● Objective: Print the entries below in their entirety, exactly as they are written.

● Exercise data:
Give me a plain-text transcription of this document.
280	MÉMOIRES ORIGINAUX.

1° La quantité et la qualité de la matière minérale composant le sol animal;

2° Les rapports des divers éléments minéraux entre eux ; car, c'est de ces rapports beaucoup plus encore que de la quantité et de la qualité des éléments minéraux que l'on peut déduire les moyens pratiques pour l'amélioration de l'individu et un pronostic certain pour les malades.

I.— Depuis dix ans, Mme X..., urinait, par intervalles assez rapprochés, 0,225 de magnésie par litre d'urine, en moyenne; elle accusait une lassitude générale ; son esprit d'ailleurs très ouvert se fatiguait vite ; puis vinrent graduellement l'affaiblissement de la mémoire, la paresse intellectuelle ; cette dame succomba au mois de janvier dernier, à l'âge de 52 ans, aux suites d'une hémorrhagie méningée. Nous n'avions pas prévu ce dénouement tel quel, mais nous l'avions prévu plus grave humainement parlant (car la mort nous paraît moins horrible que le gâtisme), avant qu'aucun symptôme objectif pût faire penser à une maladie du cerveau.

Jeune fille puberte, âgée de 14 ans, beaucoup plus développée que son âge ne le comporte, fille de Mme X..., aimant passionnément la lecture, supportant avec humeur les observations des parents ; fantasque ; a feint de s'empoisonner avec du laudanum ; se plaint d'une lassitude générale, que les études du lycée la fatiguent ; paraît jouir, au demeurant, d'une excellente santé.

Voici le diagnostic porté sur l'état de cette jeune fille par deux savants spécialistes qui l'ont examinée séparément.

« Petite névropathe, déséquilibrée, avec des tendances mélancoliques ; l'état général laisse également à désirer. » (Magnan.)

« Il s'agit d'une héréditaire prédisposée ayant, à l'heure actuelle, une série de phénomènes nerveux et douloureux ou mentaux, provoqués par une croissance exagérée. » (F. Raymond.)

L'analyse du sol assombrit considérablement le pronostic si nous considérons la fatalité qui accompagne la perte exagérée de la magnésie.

● Task solution:
Give me a plain-text transcription of this document.
280	MÉMOIRES ORIGINAUX.

1° La quantité et la qualité de la matière minérale composant le sol animal;

2° Les rapports des divers éléments minéraux entre eux ; car, c'est de ces rapports beaucoup plus encore que de la quantité et de la qualité des éléments minéraux que l'on peut déduire les moyens pratiques pour l'amélioration de l'individu et un pronostic certain pour les malades.

I.— Depuis dix ans, Mme X..., urinait, par intervalles assez rapprochés, 0,225 de magnésie par litre d'urine, en moyenne; elle accusait une lassitude générale ; son esprit d'ailleurs très ouvert se fatiguait vite ; puis vinrent graduellement l'affaiblissement de la mémoire, la paresse intellectuelle ; cette dame succomba au mois de janvier dernier, à l'âge de 52 ans, aux suites d'une hémorrhagie méningée. Nous n'avions pas prévu ce dénouement tel quel, mais nous l'avions prévu plus grave humainement parlant (car la mort nous paraît moins horrible que le gâtisme), avant qu'aucun symptôme objectif pût faire penser à une maladie du cerveau.

Jeune fille puberte, âgée de 14 ans, beaucoup plus développée que son âge ne le comporte, fille de Mme X..., aimant passionnément la lecture, supportant avec humeur les observations des parents ; fantasque ; a feint de s'empoisonner avec du laudanum ; se plaint d'une lassitude générale, que les études du lycée la fatiguent ; paraît jouir, au demeurant, d'une excellente santé.

Voici le diagnostic porté sur l'état de cette jeune fille par deux savants spécialistes qui l'ont examinée séparément.

« Petite névropathe, déséquilibrée, avec des tendances mélancoliques ; l'état général laisse également à désirer. » (Magnan.)

« Il s'agit d'une héréditaire prédisposée ayant, à l'heure actuelle, une série de phénomènes nerveux et douloureux ou mentaux, provoqués par une croissance exagérée. » (F. Raymond.)

L'analyse du sol assombrit considérablement le pronostic si nous considérons la fatalité qui accompagne la perte exagérée de la magnésie.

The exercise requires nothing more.